● WRITTEN REQUEST
Report how many lines contain "sich". The answer is a single number.

===

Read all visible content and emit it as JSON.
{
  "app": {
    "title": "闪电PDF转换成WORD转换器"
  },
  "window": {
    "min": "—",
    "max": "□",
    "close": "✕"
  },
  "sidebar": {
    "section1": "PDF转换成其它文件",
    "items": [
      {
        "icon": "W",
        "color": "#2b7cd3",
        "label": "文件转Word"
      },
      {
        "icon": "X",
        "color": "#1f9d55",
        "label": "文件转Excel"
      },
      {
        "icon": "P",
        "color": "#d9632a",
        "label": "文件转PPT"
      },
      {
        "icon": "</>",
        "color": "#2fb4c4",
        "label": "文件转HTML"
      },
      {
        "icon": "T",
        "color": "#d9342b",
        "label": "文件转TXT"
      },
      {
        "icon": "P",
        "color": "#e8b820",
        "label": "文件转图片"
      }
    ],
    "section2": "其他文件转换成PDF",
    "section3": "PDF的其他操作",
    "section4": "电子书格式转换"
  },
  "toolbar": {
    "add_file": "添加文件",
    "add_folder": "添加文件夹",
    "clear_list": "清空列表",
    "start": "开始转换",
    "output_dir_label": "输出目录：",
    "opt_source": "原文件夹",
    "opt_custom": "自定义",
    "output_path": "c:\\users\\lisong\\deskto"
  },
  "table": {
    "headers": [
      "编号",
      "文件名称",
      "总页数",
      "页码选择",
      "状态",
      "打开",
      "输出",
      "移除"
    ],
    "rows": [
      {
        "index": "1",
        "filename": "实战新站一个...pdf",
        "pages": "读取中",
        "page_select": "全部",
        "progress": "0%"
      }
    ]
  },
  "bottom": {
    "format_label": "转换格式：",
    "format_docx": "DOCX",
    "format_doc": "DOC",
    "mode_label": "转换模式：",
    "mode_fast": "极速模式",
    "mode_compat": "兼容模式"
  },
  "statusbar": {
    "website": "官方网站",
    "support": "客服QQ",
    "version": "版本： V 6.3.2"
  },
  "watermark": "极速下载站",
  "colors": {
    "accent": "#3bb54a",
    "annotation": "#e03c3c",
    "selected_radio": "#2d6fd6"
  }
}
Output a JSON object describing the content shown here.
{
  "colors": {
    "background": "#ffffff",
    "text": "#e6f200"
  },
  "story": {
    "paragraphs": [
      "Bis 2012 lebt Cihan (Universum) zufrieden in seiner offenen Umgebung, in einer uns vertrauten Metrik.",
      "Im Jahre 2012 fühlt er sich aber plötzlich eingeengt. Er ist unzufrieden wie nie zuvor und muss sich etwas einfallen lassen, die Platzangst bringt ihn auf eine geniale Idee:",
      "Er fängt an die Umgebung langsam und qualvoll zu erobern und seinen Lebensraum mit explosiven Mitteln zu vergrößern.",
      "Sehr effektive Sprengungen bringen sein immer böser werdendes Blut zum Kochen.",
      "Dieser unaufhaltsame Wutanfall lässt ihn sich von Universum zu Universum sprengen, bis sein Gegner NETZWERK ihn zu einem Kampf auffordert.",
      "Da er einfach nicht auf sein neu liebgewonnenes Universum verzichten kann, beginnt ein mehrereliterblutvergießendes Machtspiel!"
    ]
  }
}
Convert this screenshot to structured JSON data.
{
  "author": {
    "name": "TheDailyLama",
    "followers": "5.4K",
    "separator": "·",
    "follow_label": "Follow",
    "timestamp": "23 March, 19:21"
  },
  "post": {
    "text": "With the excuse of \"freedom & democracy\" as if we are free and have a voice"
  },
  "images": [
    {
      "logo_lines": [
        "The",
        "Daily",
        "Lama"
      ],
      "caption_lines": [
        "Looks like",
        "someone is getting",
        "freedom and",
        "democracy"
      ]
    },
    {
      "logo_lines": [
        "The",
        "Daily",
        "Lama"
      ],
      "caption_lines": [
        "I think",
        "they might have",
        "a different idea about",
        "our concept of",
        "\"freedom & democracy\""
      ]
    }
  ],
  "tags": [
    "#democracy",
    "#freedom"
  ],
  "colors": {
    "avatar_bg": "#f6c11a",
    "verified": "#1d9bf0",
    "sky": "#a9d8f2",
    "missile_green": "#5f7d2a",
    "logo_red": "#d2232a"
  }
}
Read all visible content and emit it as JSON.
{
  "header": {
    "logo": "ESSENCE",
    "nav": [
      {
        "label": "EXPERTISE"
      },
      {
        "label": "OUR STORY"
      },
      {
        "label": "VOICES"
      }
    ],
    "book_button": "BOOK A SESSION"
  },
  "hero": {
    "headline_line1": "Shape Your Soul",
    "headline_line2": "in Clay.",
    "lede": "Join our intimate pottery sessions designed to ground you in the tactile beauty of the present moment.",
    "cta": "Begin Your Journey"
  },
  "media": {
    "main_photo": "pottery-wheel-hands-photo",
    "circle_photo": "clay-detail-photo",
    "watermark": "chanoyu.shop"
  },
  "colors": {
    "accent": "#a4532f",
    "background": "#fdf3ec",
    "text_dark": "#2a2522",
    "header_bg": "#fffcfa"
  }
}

===

● RESULT OF THE EXERCISE
2